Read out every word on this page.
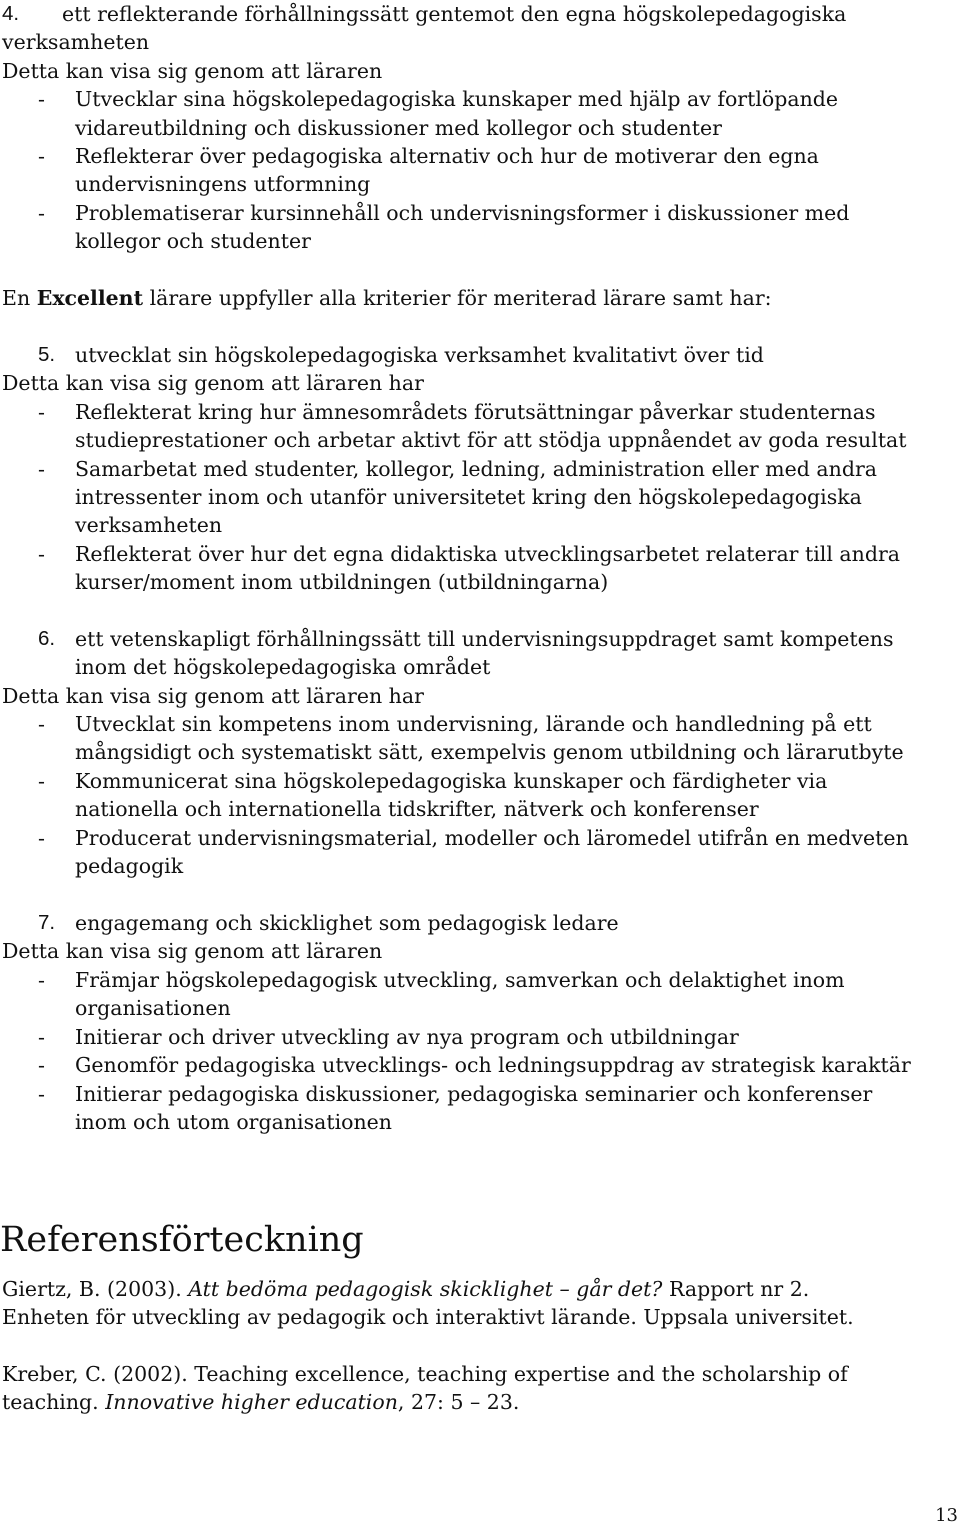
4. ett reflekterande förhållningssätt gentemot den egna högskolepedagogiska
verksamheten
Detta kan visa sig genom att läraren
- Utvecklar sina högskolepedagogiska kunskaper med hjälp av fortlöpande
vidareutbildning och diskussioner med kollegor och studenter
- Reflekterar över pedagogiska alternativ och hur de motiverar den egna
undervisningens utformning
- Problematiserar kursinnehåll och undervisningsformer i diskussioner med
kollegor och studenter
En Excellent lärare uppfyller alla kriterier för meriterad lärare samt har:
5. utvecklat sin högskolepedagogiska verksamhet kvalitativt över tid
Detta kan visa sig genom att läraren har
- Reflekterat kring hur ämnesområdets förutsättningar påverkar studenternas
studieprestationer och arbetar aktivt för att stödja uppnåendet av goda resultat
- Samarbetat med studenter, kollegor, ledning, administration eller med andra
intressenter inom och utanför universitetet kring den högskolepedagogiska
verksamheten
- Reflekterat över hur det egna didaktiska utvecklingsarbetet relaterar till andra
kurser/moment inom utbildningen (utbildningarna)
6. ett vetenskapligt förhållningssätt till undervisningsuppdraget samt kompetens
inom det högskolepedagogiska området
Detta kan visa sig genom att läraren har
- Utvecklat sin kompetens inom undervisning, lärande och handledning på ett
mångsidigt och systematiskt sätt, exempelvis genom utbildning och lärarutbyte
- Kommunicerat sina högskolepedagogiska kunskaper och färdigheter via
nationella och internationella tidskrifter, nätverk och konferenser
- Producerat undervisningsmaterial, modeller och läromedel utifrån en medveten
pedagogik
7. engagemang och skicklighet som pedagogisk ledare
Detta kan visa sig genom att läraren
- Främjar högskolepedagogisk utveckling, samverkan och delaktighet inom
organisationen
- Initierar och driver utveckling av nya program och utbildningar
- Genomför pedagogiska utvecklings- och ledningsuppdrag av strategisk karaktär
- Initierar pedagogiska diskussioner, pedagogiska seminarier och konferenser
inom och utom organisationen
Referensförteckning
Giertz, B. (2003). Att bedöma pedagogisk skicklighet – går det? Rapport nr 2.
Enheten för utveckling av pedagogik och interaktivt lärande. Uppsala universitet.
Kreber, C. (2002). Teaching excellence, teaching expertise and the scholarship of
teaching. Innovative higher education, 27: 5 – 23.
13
...
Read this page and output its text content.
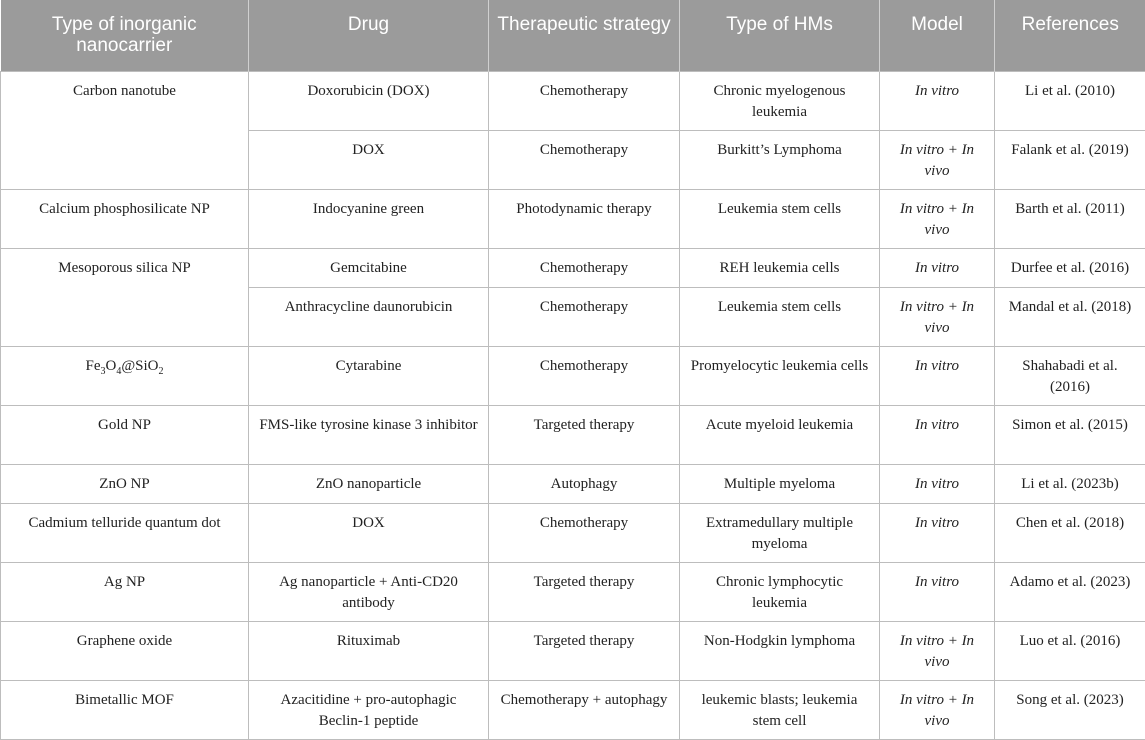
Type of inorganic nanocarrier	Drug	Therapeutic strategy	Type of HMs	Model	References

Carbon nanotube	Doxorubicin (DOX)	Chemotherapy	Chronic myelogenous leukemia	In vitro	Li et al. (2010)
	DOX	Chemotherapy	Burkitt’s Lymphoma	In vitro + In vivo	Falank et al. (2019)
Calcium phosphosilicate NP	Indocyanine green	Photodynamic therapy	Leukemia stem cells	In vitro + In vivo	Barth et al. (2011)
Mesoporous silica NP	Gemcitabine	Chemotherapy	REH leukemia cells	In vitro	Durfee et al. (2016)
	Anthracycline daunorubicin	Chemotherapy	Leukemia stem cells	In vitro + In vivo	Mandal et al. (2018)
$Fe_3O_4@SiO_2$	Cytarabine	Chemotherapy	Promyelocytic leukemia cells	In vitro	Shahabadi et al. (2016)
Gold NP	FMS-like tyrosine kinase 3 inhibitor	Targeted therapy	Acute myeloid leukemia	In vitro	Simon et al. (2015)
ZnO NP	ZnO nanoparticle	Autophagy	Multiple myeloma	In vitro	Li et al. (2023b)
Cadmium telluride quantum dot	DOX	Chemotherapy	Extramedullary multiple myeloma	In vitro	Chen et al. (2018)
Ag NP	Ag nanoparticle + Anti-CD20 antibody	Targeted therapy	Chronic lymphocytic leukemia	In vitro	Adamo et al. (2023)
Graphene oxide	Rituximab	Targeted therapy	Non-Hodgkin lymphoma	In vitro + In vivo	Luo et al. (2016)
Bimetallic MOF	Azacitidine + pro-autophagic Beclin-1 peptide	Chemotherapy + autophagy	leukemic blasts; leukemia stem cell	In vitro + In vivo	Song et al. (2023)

HOW TO COMPLETE THIS TASK: Scan the material above. Return every line containing the string "page".

REPLY TO THE TASK:
Read out every word on this page.
Read this page and output its text content.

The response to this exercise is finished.